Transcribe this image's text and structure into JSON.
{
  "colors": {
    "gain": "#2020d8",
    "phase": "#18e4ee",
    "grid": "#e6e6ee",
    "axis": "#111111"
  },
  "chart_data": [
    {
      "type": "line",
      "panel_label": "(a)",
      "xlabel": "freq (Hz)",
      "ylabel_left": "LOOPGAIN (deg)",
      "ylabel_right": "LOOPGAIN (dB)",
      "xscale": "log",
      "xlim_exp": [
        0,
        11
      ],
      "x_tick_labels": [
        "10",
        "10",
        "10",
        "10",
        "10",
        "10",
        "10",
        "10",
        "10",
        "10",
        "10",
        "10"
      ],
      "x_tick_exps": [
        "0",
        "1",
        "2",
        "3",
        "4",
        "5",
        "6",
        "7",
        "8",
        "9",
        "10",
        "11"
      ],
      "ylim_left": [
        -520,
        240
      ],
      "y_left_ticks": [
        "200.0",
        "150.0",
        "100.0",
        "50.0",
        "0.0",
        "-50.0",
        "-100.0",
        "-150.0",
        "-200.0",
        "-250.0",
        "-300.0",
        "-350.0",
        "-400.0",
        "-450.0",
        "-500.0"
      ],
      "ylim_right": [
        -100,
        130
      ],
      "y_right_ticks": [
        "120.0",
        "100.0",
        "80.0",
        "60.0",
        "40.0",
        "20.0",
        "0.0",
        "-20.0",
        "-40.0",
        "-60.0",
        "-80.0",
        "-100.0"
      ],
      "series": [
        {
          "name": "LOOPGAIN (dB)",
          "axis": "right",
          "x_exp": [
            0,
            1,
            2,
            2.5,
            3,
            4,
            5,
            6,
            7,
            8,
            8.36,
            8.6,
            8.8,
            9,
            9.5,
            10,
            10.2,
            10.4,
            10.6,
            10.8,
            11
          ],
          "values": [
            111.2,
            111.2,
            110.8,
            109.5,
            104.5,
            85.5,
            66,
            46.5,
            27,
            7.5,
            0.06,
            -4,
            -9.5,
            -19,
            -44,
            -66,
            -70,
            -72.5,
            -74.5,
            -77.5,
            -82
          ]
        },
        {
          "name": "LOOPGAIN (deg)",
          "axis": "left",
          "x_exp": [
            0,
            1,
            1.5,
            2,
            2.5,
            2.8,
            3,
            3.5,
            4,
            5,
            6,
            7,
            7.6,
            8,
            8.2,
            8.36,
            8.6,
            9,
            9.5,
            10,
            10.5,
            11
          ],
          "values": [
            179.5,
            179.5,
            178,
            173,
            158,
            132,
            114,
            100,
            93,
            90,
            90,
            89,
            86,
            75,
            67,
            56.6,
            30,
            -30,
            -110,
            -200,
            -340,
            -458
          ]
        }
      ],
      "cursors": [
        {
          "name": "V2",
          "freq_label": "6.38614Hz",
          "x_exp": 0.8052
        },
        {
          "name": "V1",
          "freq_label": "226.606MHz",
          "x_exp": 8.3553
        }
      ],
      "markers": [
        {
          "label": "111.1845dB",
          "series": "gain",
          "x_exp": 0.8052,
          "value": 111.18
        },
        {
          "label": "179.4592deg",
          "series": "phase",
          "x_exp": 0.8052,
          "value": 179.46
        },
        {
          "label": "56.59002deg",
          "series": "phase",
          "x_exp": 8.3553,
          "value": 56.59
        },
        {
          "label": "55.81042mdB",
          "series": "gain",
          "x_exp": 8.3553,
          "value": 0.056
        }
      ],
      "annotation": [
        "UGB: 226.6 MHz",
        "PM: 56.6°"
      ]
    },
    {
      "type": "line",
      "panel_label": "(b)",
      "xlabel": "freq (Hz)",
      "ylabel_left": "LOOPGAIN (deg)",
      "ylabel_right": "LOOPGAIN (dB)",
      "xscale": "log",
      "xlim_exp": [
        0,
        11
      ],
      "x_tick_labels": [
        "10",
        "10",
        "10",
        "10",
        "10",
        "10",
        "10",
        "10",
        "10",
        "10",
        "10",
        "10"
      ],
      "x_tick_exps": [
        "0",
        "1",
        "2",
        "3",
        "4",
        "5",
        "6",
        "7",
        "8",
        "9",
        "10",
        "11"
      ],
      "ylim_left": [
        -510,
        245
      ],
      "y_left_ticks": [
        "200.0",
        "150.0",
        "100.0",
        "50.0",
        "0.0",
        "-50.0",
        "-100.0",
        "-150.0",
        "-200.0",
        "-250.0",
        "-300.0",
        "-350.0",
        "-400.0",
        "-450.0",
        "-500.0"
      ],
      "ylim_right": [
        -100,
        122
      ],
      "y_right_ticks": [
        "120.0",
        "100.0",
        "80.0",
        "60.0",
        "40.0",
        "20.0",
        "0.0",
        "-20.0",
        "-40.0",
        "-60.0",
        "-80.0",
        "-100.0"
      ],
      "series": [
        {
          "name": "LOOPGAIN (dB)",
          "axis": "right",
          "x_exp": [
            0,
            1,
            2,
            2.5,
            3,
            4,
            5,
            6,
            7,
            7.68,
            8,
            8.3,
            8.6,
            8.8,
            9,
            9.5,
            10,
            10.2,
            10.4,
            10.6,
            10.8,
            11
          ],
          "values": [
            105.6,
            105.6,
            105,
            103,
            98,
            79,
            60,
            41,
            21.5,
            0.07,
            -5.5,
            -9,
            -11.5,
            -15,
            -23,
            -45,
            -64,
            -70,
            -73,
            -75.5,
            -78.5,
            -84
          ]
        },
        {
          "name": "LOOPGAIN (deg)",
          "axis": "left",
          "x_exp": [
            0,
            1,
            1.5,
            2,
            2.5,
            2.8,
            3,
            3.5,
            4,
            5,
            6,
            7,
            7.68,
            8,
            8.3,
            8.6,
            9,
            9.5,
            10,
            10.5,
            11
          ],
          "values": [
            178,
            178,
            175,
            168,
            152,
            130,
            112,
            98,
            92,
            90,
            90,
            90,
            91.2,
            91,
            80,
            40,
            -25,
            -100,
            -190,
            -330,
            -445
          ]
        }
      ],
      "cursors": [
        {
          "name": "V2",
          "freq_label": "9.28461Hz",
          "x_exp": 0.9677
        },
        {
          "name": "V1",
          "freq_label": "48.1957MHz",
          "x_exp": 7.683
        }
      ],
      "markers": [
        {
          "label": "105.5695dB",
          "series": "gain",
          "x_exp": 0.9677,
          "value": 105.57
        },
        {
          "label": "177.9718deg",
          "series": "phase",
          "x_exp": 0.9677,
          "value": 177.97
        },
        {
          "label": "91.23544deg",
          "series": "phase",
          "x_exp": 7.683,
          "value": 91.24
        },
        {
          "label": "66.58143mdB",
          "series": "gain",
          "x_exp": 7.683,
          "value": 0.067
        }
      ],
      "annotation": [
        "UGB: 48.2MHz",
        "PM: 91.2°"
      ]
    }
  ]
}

**EXERCISE**
Take the listing above and write it out again exactly.

**FULL OUTPUT**
Transcribe this image's text and structure into JSON.
{
  "colors": {
    "gain": "#2020d8",
    "phase": "#18e4ee",
    "grid": "#e6e6ee",
    "axis": "#111111"
  },
  "chart_data": [
    {
      "type": "line",
      "panel_label": "(a)",
      "xlabel": "freq (Hz)",
      "ylabel_left": "LOOPGAIN (deg)",
      "ylabel_right": "LOOPGAIN (dB)",
      "xscale": "log",
      "xlim_exp": [
        0,
        11
      ],
      "x_tick_labels": [
        "10",
        "10",
        "10",
        "10",
        "10",
        "10",
        "10",
        "10",
        "10",
        "10",
        "10",
        "10"
      ],
      "x_tick_exps": [
        "0",
        "1",
        "2",
        "3",
        "4",
        "5",
        "6",
        "7",
        "8",
        "9",
        "10",
        "11"
      ],
      "ylim_left": [
        -520,
        240
      ],
      "y_left_ticks": [
        "200.0",
        "150.0",
        "100.0",
        "50.0",
        "0.0",
        "-50.0",
        "-100.0",
        "-150.0",
        "-200.0",
        "-250.0",
        "-300.0",
        "-350.0",
        "-400.0",
        "-450.0",
        "-500.0"
      ],
      "ylim_right": [
        -100,
        130
      ],
      "y_right_ticks": [
        "120.0",
        "100.0",
        "80.0",
        "60.0",
        "40.0",
        "20.0",
        "0.0",
        "-20.0",
        "-40.0",
        "-60.0",
        "-80.0",
        "-100.0"
      ],
      "series": [
        {
          "name": "LOOPGAIN (dB)",
          "axis": "right",
          "x_exp": [
            0,
            1,
            2,
            2.5,
            3,
            4,
            5,
            6,
            7,
            8,
            8.36,
            8.6,
            8.8,
            9,
            9.5,
            10,
            10.2,
            10.4,
            10.6,
            10.8,
            11
          ],
          "values": [
            111.2,
            111.2,
            110.8,
            109.5,
            104.5,
            85.5,
            66,
            46.5,
            27,
            7.5,
            0.06,
            -4,
            -9.5,
            -19,
            -44,
            -66,
            -70,
            -72.5,
            -74.5,
            -77.5,
            -82
          ]
        },
        {
          "name": "LOOPGAIN (deg)",
          "axis": "left",
          "x_exp": [
            0,
            1,
            1.5,
            2,
            2.5,
            2.8,
            3,
            3.5,
            4,
            5,
            6,
            7,
            7.6,
            8,
            8.2,
            8.36,
            8.6,
            9,
            9.5,
            10,
            10.5,
            11
          ],
          "values": [
            179.5,
            179.5,
            178,
            173,
            158,
            132,
            114,
            100,
            93,
            90,
            90,
            89,
            86,
            75,
            67,
            56.6,
            30,
            -30,
            -110,
            -200,
            -340,
            -458
          ]
        }
      ],
      "cursors": [
        {
          "name": "V2",
          "freq_label": "6.38614Hz",
          "x_exp": 0.8052
        },
        {
          "name": "V1",
          "freq_label": "226.606MHz",
          "x_exp": 8.3553
        }
      ],
      "markers": [
        {
          "label": "111.1845dB",
          "series": "gain",
          "x_exp": 0.8052,
          "value": 111.18
        },
        {
          "label": "179.4592deg",
          "series": "phase",
          "x_exp": 0.8052,
          "value": 179.46
        },
        {
          "label": "56.59002deg",
          "series": "phase",
          "x_exp": 8.3553,
          "value": 56.59
        },
        {
          "label": "55.81042mdB",
          "series": "gain",
          "x_exp": 8.3553,
          "value": 0.056
        }
      ],
      "annotation": [
        "UGB: 226.6 MHz",
        "PM: 56.6°"
      ]
    },
    {
      "type": "line",
      "panel_label": "(b)",
      "xlabel": "freq (Hz)",
      "ylabel_left": "LOOPGAIN (deg)",
      "ylabel_right": "LOOPGAIN (dB)",
      "xscale": "log",
      "xlim_exp": [
        0,
        11
      ],
      "x_tick_labels": [
        "10",
        "10",
        "10",
        "10",
        "10",
        "10",
        "10",
        "10",
        "10",
        "10",
        "10",
        "10"
      ],
      "x_tick_exps": [
        "0",
        "1",
        "2",
        "3",
        "4",
        "5",
        "6",
        "7",
        "8",
        "9",
        "10",
        "11"
      ],
      "ylim_left": [
        -510,
        245
      ],
      "y_left_ticks": [
        "200.0",
        "150.0",
        "100.0",
        "50.0",
        "0.0",
        "-50.0",
        "-100.0",
        "-150.0",
        "-200.0",
        "-250.0",
        "-300.0",
        "-350.0",
        "-400.0",
        "-450.0",
        "-500.0"
      ],
      "ylim_right": [
        -100,
        122
      ],
      "y_right_ticks": [
        "120.0",
        "100.0",
        "80.0",
        "60.0",
        "40.0",
        "20.0",
        "0.0",
        "-20.0",
        "-40.0",
        "-60.0",
        "-80.0",
        "-100.0"
      ],
      "series": [
        {
          "name": "LOOPGAIN (dB)",
          "axis": "right",
          "x_exp": [
            0,
            1,
            2,
            2.5,
            3,
            4,
            5,
            6,
            7,
            7.68,
            8,
            8.3,
            8.6,
            8.8,
            9,
            9.5,
            10,
            10.2,
            10.4,
            10.6,
            10.8,
            11
          ],
          "values": [
            105.6,
            105.6,
            105,
            103,
            98,
            79,
            60,
            41,
            21.5,
            0.07,
            -5.5,
            -9,
            -11.5,
            -15,
            -23,
            -45,
            -64,
            -70,
            -73,
            -75.5,
            -78.5,
            -84
          ]
        },
        {
          "name": "LOOPGAIN (deg)",
          "axis": "left",
          "x_exp": [
            0,
            1,
            1.5,
            2,
            2.5,
            2.8,
            3,
            3.5,
            4,
            5,
            6,
            7,
            7.68,
            8,
            8.3,
            8.6,
            9,
            9.5,
            10,
            10.5,
            11
          ],
          "values": [
            178,
            178,
            175,
            168,
            152,
            130,
            112,
            98,
            92,
            90,
            90,
            90,
            91.2,
            91,
            80,
            40,
            -25,
            -100,
            -190,
            -330,
            -445
          ]
        }
      ],
      "cursors": [
        {
          "name": "V2",
          "freq_label": "9.28461Hz",
          "x_exp": 0.9677
        },
        {
          "name": "V1",
          "freq_label": "48.1957MHz",
          "x_exp": 7.683
        }
      ],
      "markers": [
        {
          "label": "105.5695dB",
          "series": "gain",
          "x_exp": 0.9677,
          "value": 105.57
        },
        {
          "label": "177.9718deg",
          "series": "phase",
          "x_exp": 0.9677,
          "value": 177.97
        },
        {
          "label": "91.23544deg",
          "series": "phase",
          "x_exp": 7.683,
          "value": 91.24
        },
        {
          "label": "66.58143mdB",
          "series": "gain",
          "x_exp": 7.683,
          "value": 0.067
        }
      ],
      "annotation": [
        "UGB: 48.2MHz",
        "PM: 91.2°"
      ]
    }
  ]
}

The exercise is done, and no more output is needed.